_Given problem A_: Set down, word for word, the part of the private credit article between "Goldman’s position contrasts" and "hit about 6.3%.", inclusive.
_Given problem B_: Resume the article on private credit fund withdrawals, picking up right after its final sentence.

## BEGIN Text shown

Goldman Sachs has emerged as an outlier in a bruising quarter for private credit, with its Goldman Sachs Private Credit Corp fund disclosing that investors sought to redeem 4.999% of outstanding shares in the first quarter, just inside the standard 5% quarterly repurchase threshold used across much of the industry. That allowed the fund to meet all withdrawal requests in full, at a moment when several rivals have had to ration exits or lean on balance-sheet support to contain pressure.

The narrow miss matters because it comes amid a wider loss of confidence in parts of the roughly $2 trillion private credit market. Across Wall Street, concerns over valuations, transparency and the resilience of software borrowers have prompted investors to reassess exposure to illiquid lending vehicles that promise periodic liquidity but hold assets that cannot be sold quickly without cost. Reuters reported on April 2 that several funds had already capped withdrawals, while some large banks were tightening lending to the sector as the strain spread beyond fund shareholders.

Goldman’s position contrasts sharply with peers. Barings said investors in its Private Credit Corp fund sought to redeem 11.3% of shares in the first quarter, forcing it to honour only about 44.3% of each request. Blue Owl said investors asked to pull 40.7% of shares in its technology-focused OTIC vehicle and 21.9% in its larger OCIC fund. Apollo capped repurchases after requests reached about 11.2% of outstanding shares, while Ares did the same after requests climbed to roughly 11.6%. KKR also limited withdrawals after requests hit about 6.3%.

Blackstone took a different route, permitting a larger-than-usual $3.7 billion of withdrawals from BCRED and temporarily lifting its customary quarterly cap to 7%, backed by a $400 million injection from the firm and its employees to satisfy requests. Oaktree, meanwhile, said it would meet all first-quarter redemption requests of 8.5%, with Brookfield buying an additional slice of shares to help the fund do so. Taken together, those moves show managers are responding in different ways to the same core problem: how to offer limited liquidity without undermining portfolio values or being forced into distressed asset sales.

Goldman has argued that its steadier outcome reflects structure as much as sentiment. Reuters said institutional investors account for more than 80% of Goldman Sachs Asset Management’s broader private credit platform, limiting the fund’s exposure to the sharper swings seen in vehicles aimed more heavily at retail buyers. In its shareholder materials, the firm stressed that its evergreen products make up a minority of its wider alternative credit assets and that diversified capital sources allow it to pace deployment rather than chase asset growth. The fund had also reported a 3.5% redemption rate for the fourth quarter and described February 1 as its second-strongest subscription month since launch, with $568 million of inflows.

## END Text shown
## BEGIN Recorded data

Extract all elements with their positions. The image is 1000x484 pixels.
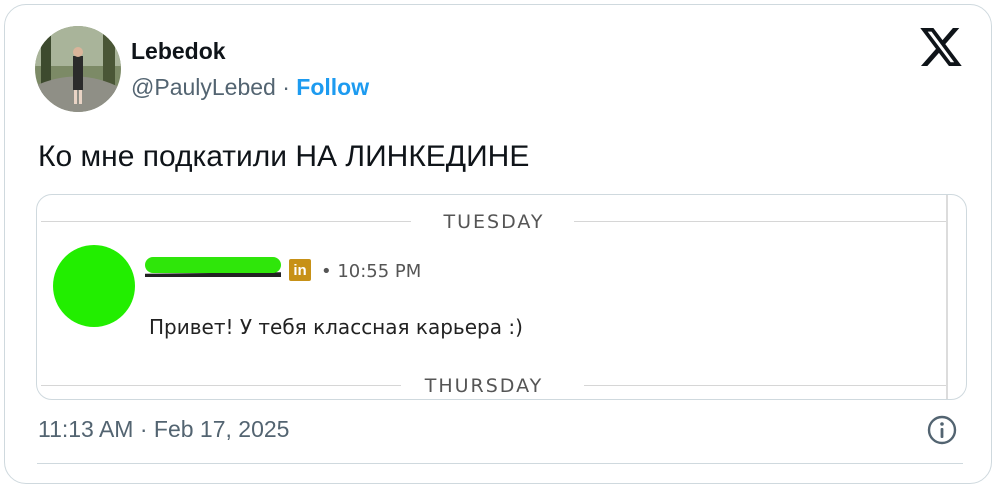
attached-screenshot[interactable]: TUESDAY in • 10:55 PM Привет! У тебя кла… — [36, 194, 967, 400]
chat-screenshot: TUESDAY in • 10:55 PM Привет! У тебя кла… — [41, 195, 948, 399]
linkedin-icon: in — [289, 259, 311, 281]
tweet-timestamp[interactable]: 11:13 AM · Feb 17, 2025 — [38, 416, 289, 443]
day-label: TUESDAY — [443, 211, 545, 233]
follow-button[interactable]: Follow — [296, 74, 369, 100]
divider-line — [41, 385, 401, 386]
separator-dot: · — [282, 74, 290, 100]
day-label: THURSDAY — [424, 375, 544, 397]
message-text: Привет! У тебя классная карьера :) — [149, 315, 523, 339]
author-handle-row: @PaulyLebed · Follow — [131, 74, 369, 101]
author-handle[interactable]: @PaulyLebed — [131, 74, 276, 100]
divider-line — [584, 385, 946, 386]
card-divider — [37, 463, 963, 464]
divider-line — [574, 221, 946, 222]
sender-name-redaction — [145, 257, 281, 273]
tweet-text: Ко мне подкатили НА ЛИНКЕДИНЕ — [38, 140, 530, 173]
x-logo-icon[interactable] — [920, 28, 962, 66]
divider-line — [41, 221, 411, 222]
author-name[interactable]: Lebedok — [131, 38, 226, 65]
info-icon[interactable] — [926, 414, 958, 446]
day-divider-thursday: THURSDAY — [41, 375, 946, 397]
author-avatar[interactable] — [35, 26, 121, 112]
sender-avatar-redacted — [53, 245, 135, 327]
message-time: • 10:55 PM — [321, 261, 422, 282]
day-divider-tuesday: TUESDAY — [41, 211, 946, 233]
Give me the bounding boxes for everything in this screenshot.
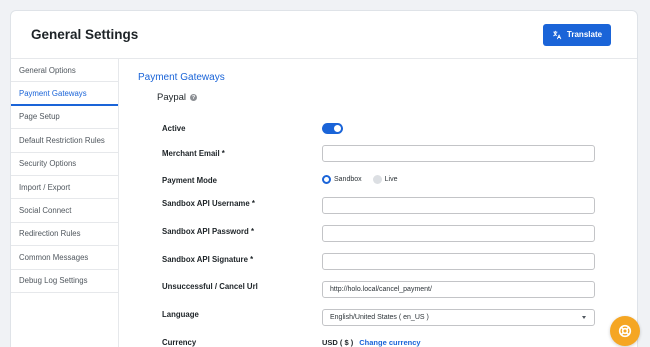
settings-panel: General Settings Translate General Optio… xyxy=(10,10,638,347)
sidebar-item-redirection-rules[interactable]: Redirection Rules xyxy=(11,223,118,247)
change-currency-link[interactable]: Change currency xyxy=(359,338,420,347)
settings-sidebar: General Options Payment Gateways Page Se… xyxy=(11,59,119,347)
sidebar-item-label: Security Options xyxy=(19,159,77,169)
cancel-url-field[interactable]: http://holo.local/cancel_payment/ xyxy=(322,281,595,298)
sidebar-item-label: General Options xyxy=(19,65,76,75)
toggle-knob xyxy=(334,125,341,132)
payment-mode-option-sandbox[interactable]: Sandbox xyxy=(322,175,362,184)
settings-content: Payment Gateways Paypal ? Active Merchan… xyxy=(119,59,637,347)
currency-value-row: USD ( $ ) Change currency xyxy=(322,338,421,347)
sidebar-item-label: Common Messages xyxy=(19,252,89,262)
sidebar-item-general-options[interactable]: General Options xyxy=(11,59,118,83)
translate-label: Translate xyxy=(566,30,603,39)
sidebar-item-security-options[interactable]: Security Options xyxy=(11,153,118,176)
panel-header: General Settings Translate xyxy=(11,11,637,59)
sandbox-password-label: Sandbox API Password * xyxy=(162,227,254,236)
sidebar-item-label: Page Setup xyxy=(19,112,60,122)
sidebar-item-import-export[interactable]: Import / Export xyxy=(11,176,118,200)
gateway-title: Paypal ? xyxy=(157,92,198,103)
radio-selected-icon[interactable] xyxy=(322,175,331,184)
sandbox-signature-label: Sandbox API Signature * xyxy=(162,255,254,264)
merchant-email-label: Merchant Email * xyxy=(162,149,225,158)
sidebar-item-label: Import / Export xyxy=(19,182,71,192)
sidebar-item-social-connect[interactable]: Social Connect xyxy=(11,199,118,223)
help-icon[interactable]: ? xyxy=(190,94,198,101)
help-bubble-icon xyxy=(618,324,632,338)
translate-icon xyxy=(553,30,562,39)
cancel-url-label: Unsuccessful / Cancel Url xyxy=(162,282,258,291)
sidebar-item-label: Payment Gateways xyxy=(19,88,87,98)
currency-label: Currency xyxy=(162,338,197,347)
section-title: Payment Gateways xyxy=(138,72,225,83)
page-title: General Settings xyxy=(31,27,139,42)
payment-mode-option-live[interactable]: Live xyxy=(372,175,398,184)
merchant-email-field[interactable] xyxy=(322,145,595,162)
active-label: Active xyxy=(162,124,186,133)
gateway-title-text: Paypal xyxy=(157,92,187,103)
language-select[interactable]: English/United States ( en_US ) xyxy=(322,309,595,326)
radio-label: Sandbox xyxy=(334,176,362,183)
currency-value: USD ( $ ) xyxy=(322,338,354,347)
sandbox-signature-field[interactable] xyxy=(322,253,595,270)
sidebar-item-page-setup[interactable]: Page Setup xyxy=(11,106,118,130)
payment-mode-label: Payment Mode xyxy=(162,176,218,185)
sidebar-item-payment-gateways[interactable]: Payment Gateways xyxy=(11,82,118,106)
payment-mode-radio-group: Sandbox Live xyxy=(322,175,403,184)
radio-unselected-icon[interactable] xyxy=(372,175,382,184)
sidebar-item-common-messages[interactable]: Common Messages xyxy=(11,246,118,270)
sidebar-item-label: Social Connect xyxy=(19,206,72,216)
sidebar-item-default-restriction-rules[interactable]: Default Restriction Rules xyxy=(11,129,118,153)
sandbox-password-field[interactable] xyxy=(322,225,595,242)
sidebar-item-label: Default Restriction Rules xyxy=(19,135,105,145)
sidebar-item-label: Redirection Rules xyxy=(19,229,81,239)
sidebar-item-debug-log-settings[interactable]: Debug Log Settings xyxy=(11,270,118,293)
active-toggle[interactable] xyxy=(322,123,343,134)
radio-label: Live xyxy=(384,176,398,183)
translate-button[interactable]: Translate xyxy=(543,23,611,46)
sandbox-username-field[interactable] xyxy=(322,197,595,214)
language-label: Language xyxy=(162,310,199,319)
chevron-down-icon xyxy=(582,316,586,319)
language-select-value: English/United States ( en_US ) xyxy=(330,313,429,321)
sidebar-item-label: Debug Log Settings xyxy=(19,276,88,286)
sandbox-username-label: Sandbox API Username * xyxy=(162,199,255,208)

## END Recorded data

_Output A_:
Goldman’s position contrasts sharply with peers. Barings said investors in its Private Credit Corp fund sought to redeem 11.3% of shares in the first quarter, forcing it to honour only about 44.3% of each request. Blue Owl said investors asked to pull 40.7% of shares in its technology-focused OTIC vehicle and 21.9% in its larger OCIC fund. Apollo capped repurchases after requests reached about 11.2% of outstanding shares, while Ares did the same after requests climbed to roughly 11.6%. KKR also limited withdrawals after requests hit about 6.3%.

_Output B_:
That defence is central to Goldman’s attempt to separate itself from a broader reckoning in private lending. In public comments and filings, the firm has acknowledged that it operates in the same market as its peers, but says the distinction lies in underwriting discipline, origination breadth and a lower dependence on fast-moving retail money. Goldman also said the fund generated about $823 million in proceeds from repayments and sales of portfolio investments in the first quarter, up from $669 million in the prior quarter, while its senior direct lending platform had more than $10 billion of institutional commitments in documentation or due diligence.

One of the biggest fault lines in the sector remains software credit. Rapid advances in artificial intelligence have unsettled assumptions about which software businesses will remain defensible, intensifying scrutiny of loans underwritten on growth expectations rather than traditional cash-flow measures. Goldman said it had been assessing AI disruption risk for years and rolled out an internal framework in early 2025 to evaluate the exposure. In its market overview, it said its exposure to annual recurring revenue-based lending, payment-in-kind usage and software concentration sat at the low end of its peer group, signalling an effort to reassure investors that not all private credit managers took the same risks in the boom years.